**STATED TASK:**
Pick out every line of the entries below where "Vitamin" occurs, and copy those lines.

**EXERCISE MATERIALS:**
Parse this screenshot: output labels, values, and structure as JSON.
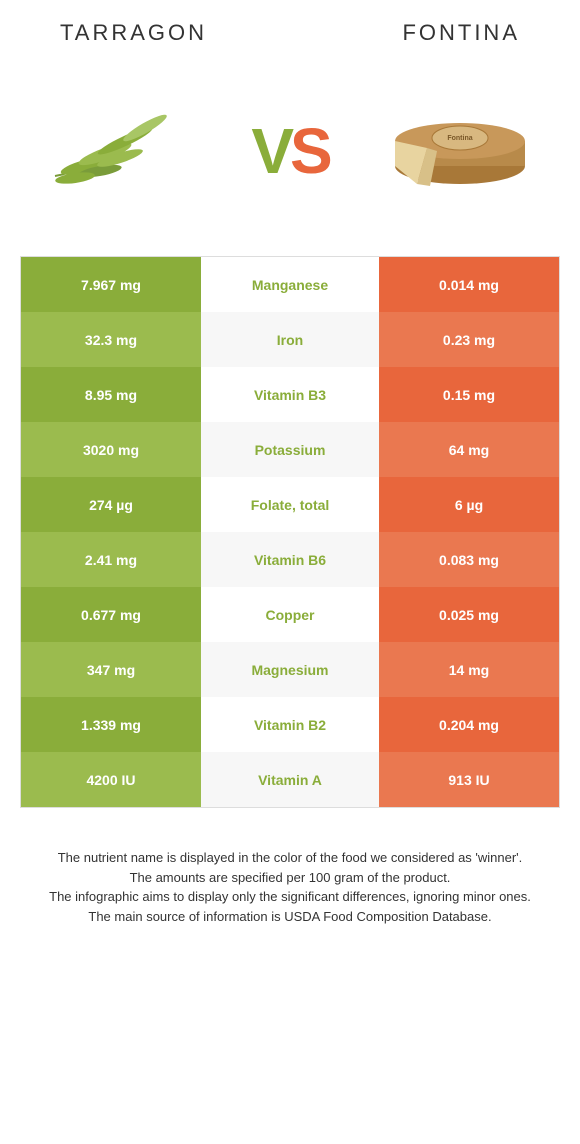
{
  "foods": {
    "left": "TARRAGON",
    "right": "Fontina"
  },
  "colors": {
    "left_bg_dark": "#8aad3a",
    "left_bg_light": "#9bbb4e",
    "right_bg_dark": "#e8663c",
    "right_bg_light": "#ea7850",
    "mid_winner_left": "#8aad3a",
    "mid_winner_right": "#e8663c"
  },
  "nutrients": [
    {
      "left": "7.967 mg",
      "name": "Manganese",
      "right": "0.014 mg",
      "winner": "left"
    },
    {
      "left": "32.3 mg",
      "name": "Iron",
      "right": "0.23 mg",
      "winner": "left"
    },
    {
      "left": "8.95 mg",
      "name": "Vitamin B3",
      "right": "0.15 mg",
      "winner": "left"
    },
    {
      "left": "3020 mg",
      "name": "Potassium",
      "right": "64 mg",
      "winner": "left"
    },
    {
      "left": "274 µg",
      "name": "Folate, total",
      "right": "6 µg",
      "winner": "left"
    },
    {
      "left": "2.41 mg",
      "name": "Vitamin B6",
      "right": "0.083 mg",
      "winner": "left"
    },
    {
      "left": "0.677 mg",
      "name": "Copper",
      "right": "0.025 mg",
      "winner": "left"
    },
    {
      "left": "347 mg",
      "name": "Magnesium",
      "right": "14 mg",
      "winner": "left"
    },
    {
      "left": "1.339 mg",
      "name": "Vitamin B2",
      "right": "0.204 mg",
      "winner": "left"
    },
    {
      "left": "4200 IU",
      "name": "Vitamin A",
      "right": "913 IU",
      "winner": "left"
    }
  ],
  "footer_lines": [
    "The nutrient name is displayed in the color of the food we considered as 'winner'.",
    "The amounts are specified per 100 gram of the product.",
    "The infographic aims to display only the significant differences, ignoring minor ones.",
    "The main source of information is USDA Food Composition Database."
  ]
}
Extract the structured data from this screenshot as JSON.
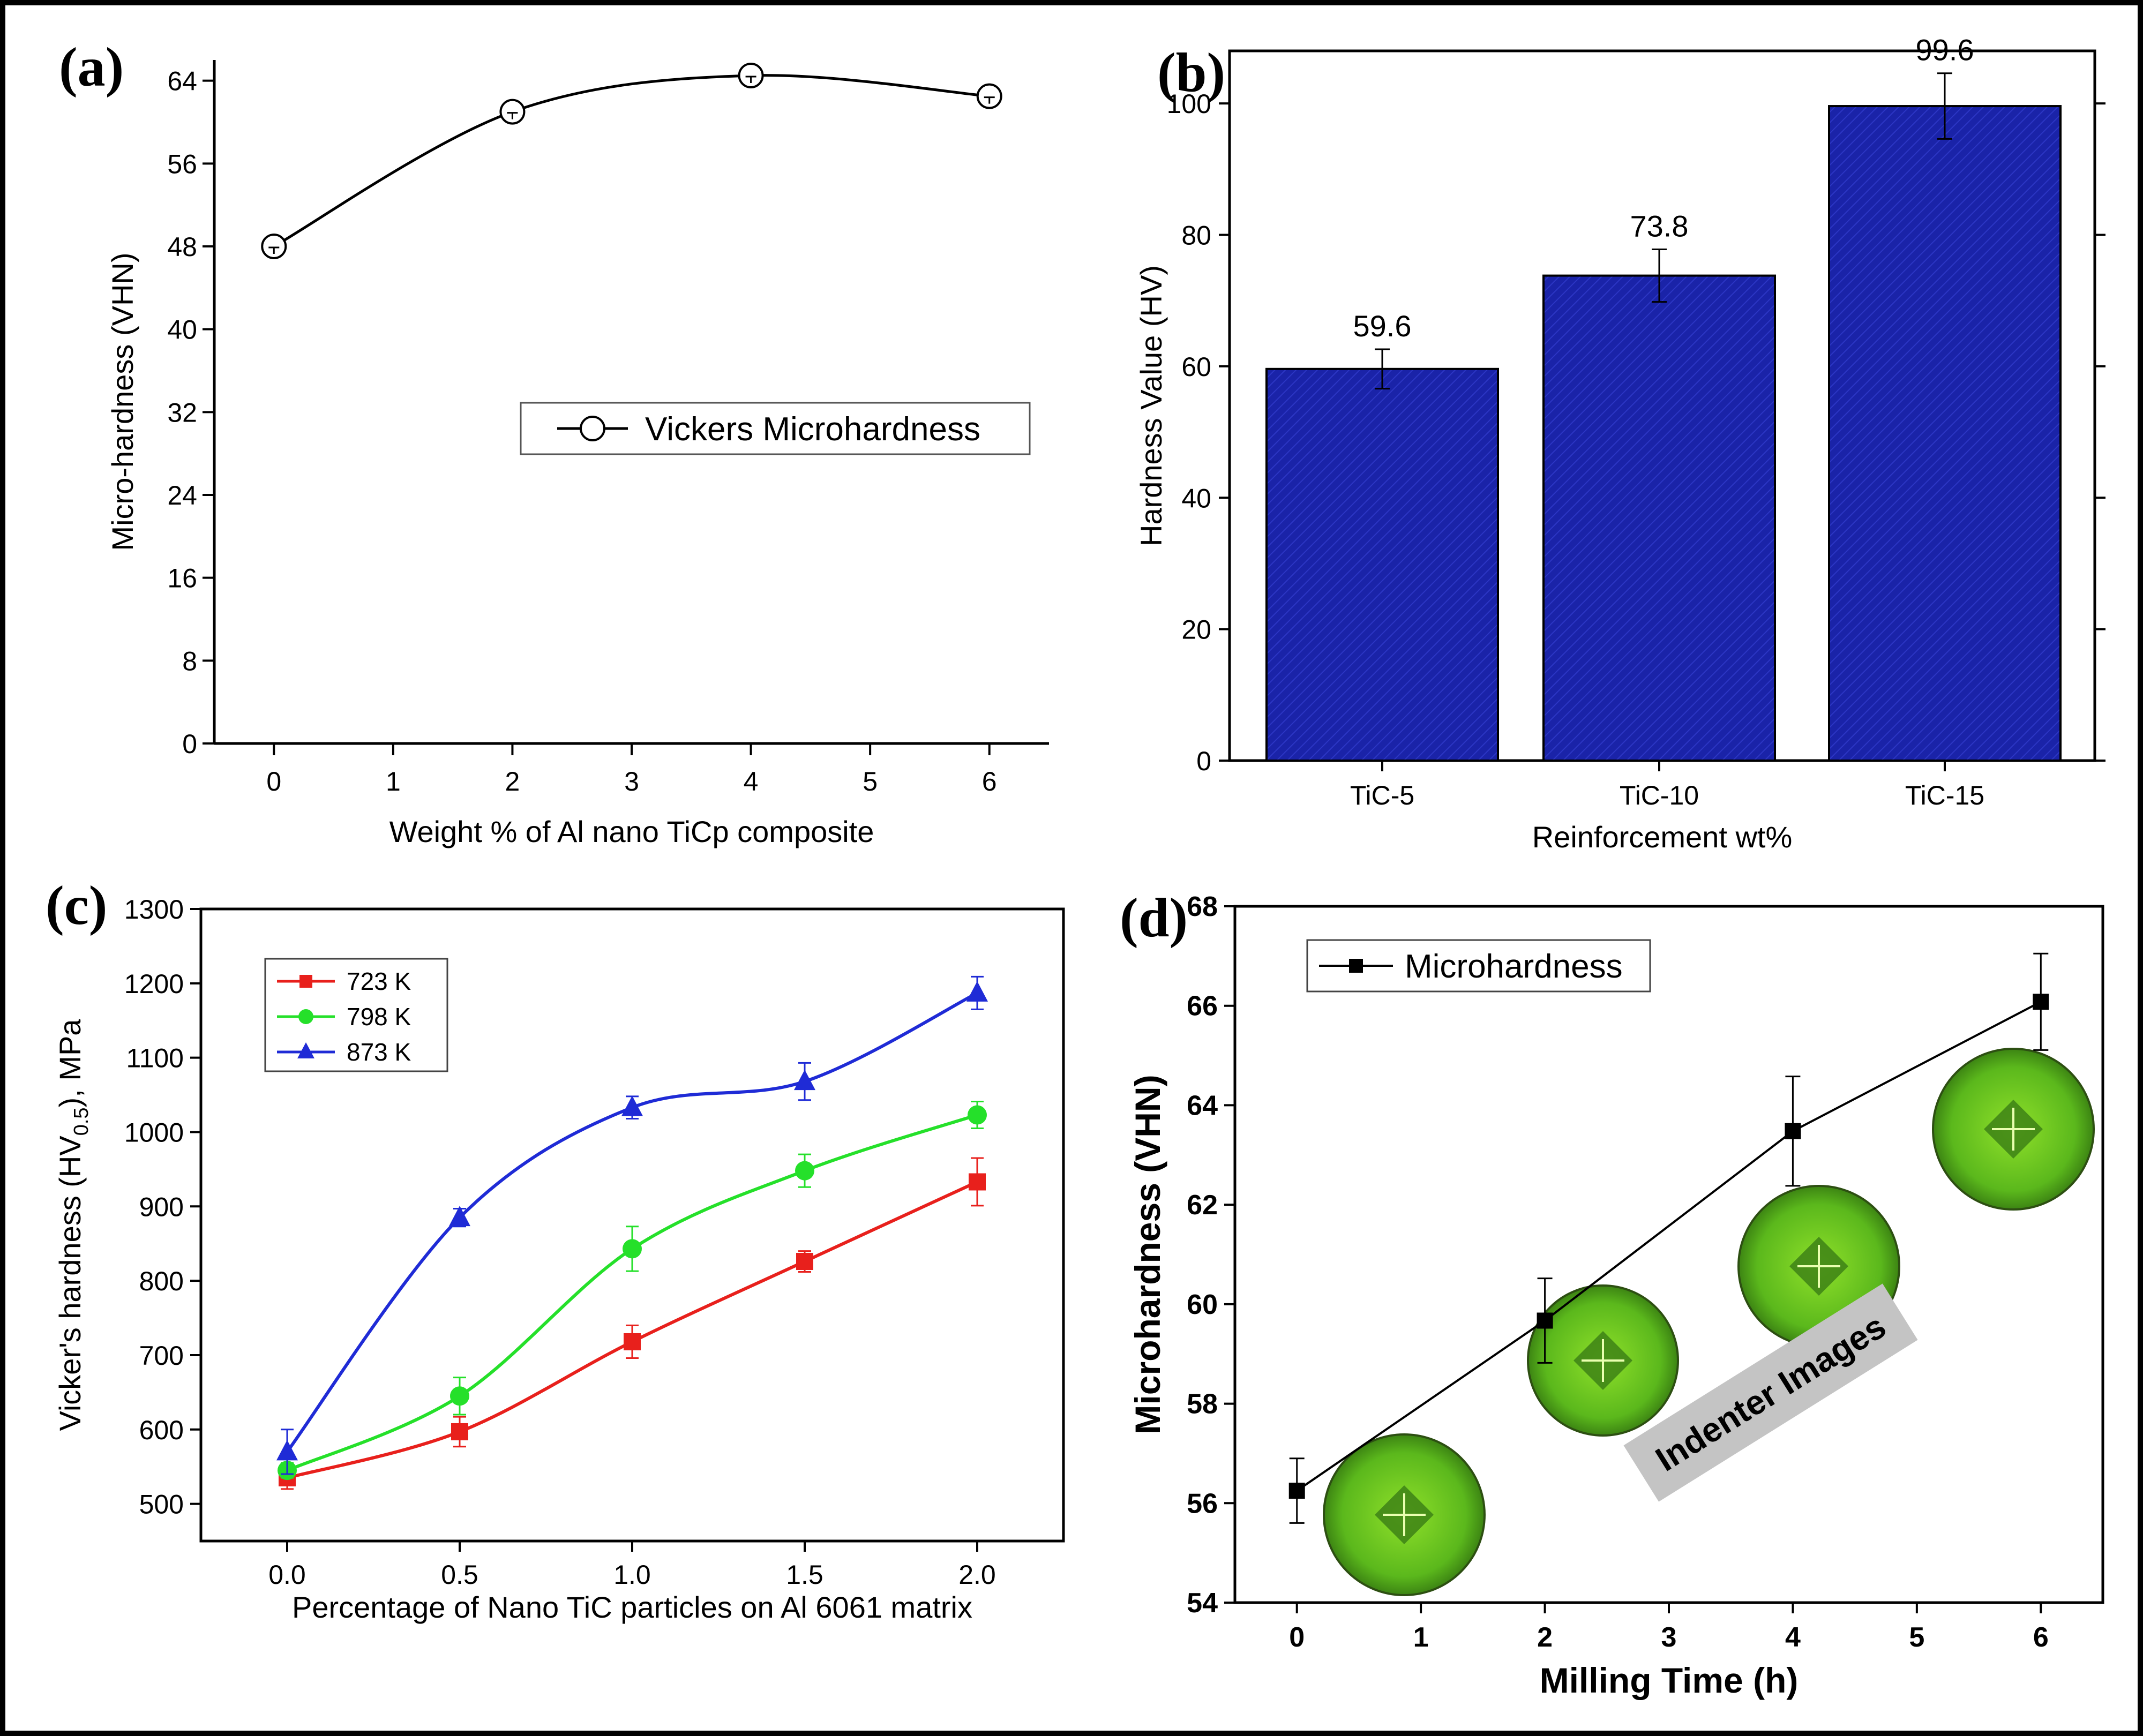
{
  "figure": {
    "border_color": "#000000"
  },
  "chart_data": [
    {
      "panel": "(a)",
      "type": "line",
      "title": "",
      "xlabel": "Weight % of Al nano TiCp composite",
      "ylabel": "Micro-hardness (VHN)",
      "xlim": [
        -0.5,
        6.5
      ],
      "ylim": [
        0,
        66
      ],
      "xticks": [
        0,
        1,
        2,
        3,
        4,
        5,
        6
      ],
      "yticks": [
        0,
        8,
        16,
        24,
        32,
        40,
        48,
        56,
        64
      ],
      "x": [
        0,
        2,
        4,
        6
      ],
      "y": [
        48,
        61,
        64.5,
        62.5
      ],
      "legend": "Vickers Microhardness",
      "legend_position": "center-right",
      "marker": "open-circle",
      "color": "#000000"
    },
    {
      "panel": "(b)",
      "type": "bar",
      "title": "",
      "xlabel": "Reinforcement wt%",
      "ylabel": "Hardness Value (HV)",
      "ylim": [
        0,
        108
      ],
      "yticks": [
        0,
        20,
        40,
        60,
        80,
        100
      ],
      "categories": [
        "TiC-5",
        "TiC-10",
        "TiC-15"
      ],
      "values": [
        59.6,
        73.8,
        99.6
      ],
      "errors": [
        3,
        4,
        5
      ],
      "data_labels": [
        "59.6",
        "73.8",
        "99.6"
      ],
      "bar_color": "#1a23a8"
    },
    {
      "panel": "(c)",
      "type": "line",
      "title": "",
      "xlabel": "Percentage of Nano TiC particles on Al 6061 matrix",
      "ylabel_main": "Vicker's hardness (HV",
      "ylabel_sub": "0.5",
      "ylabel_end": "), MPa",
      "xlim": [
        -0.25,
        2.25
      ],
      "ylim": [
        450,
        1300
      ],
      "xticks": [
        "0.0",
        "0.5",
        "1.0",
        "1.5",
        "2.0"
      ],
      "yticks": [
        500,
        600,
        700,
        800,
        900,
        1000,
        1100,
        1200,
        1300
      ],
      "x": [
        0,
        0.5,
        1,
        1.5,
        2
      ],
      "series": [
        {
          "name": "723 K",
          "values": [
            535,
            597,
            718,
            826,
            933
          ],
          "errors": [
            15,
            20,
            22,
            14,
            32
          ],
          "color": "#e8201c",
          "marker": "square"
        },
        {
          "name": "798 K",
          "values": [
            545,
            645,
            843,
            948,
            1023
          ],
          "errors": [
            10,
            25,
            30,
            22,
            18
          ],
          "color": "#25e02a",
          "marker": "circle"
        },
        {
          "name": "873 K",
          "values": [
            570,
            885,
            1033,
            1068,
            1187
          ],
          "errors": [
            30,
            12,
            15,
            25,
            22
          ],
          "color": "#1f2bd6",
          "marker": "triangle"
        }
      ],
      "legend_position": "top-left"
    },
    {
      "panel": "(d)",
      "type": "line",
      "title": "",
      "xlabel": "Milling Time (h)",
      "ylabel": "Microhardness (VHN)",
      "xlim": [
        -0.5,
        6.5
      ],
      "ylim": [
        54,
        68
      ],
      "xticks": [
        0,
        1,
        2,
        3,
        4,
        5,
        6
      ],
      "yticks": [
        54,
        56,
        58,
        60,
        62,
        64,
        66,
        68
      ],
      "x": [
        0,
        2,
        4,
        6
      ],
      "y": [
        56.25,
        59.67,
        63.48,
        66.08
      ],
      "errors": [
        0.65,
        0.85,
        1.1,
        0.97
      ],
      "legend": "Microhardness",
      "legend_position": "top-left",
      "marker": "filled-square",
      "color": "#000000",
      "annotation": "Indenter Images"
    }
  ]
}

**FULL OUTPUT:**
      "name": "Vitamin B3",
      "name": "Vitamin B6",
      "name": "Vitamin B2",
      "name": "Vitamin A",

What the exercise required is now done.